# To do:
Give all of the lines again exactly as they read.

# Source records:
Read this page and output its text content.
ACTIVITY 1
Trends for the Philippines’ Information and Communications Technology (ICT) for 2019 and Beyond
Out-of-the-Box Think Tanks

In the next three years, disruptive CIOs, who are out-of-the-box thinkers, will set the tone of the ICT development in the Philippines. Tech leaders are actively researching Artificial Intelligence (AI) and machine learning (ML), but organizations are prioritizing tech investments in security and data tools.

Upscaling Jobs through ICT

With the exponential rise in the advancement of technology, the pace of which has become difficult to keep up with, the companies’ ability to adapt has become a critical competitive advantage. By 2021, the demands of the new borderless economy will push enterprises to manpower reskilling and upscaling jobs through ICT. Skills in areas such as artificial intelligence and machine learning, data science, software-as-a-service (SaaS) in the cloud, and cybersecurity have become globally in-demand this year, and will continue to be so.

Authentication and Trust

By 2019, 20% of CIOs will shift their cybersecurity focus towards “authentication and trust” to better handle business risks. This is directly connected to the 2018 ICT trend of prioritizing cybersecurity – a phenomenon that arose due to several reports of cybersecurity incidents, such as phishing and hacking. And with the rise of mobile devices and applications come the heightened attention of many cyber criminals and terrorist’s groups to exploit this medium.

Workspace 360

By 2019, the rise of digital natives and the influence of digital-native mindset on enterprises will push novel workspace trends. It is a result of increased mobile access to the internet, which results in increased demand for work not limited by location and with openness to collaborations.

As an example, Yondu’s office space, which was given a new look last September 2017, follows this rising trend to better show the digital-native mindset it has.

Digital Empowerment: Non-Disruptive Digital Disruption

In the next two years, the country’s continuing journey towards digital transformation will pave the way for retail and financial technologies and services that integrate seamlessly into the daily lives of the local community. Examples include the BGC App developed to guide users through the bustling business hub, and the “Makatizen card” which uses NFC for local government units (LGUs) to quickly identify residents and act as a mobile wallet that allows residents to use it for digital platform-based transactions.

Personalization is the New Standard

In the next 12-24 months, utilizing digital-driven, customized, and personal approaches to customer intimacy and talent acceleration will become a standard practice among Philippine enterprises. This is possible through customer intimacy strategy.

# The response:
Read this page and output its text content.
ACTIVITY 1
Trends for the Philippines’ Information and Communications Technology (ICT) for 2019 and Beyond
Out-of-the-Box Think Tanks

In the next three years, disruptive CIOs, who are out-of-the-box thinkers, will set the tone of the ICT development in the Philippines. Tech leaders are actively researching Artificial Intelligence (AI) and machine learning (ML), but organizations are prioritizing tech investments in security and data tools.

Upscaling Jobs through ICT

With the exponential rise in the advancement of technology, the pace of which has become difficult to keep up with, the companies’ ability to adapt has become a critical competitive advantage. By 2021, the demands of the new borderless economy will push enterprises to manpower reskilling and upscaling jobs through ICT. Skills in areas such as artificial intelligence and machine learning, data science, software-as-a-service (SaaS) in the cloud, and cybersecurity have become globally in-demand this year, and will continue to be so.

Authentication and Trust

By 2019, 20% of CIOs will shift their cybersecurity focus towards “authentication and trust” to better handle business risks. This is directly connected to the 2018 ICT trend of prioritizing cybersecurity – a phenomenon that arose due to several reports of cybersecurity incidents, such as phishing and hacking. And with the rise of mobile devices and applications come the heightened attention of many cyber criminals and terrorist’s groups to exploit this medium.

Workspace 360

By 2019, the rise of digital natives and the influence of digital-native mindset on enterprises will push novel workspace trends. It is a result of increased mobile access to the internet, which results in increased demand for work not limited by location and with openness to collaborations.

As an example, Yondu’s office space, which was given a new look last September 2017, follows this rising trend to better show the digital-native mindset it has.

Digital Empowerment: Non-Disruptive Digital Disruption

In the next two years, the country’s continuing journey towards digital transformation will pave the way for retail and financial technologies and services that integrate seamlessly into the daily lives of the local community. Examples include the BGC App developed to guide users through the bustling business hub, and the “Makatizen card” which uses NFC for local government units (LGUs) to quickly identify residents and act as a mobile wallet that allows residents to use it for digital platform-based transactions.

Personalization is the New Standard

In the next 12-24 months, utilizing digital-driven, customized, and personal approaches to customer intimacy and talent acceleration will become a standard practice among Philippine enterprises. This is possible through customer intimacy strategy.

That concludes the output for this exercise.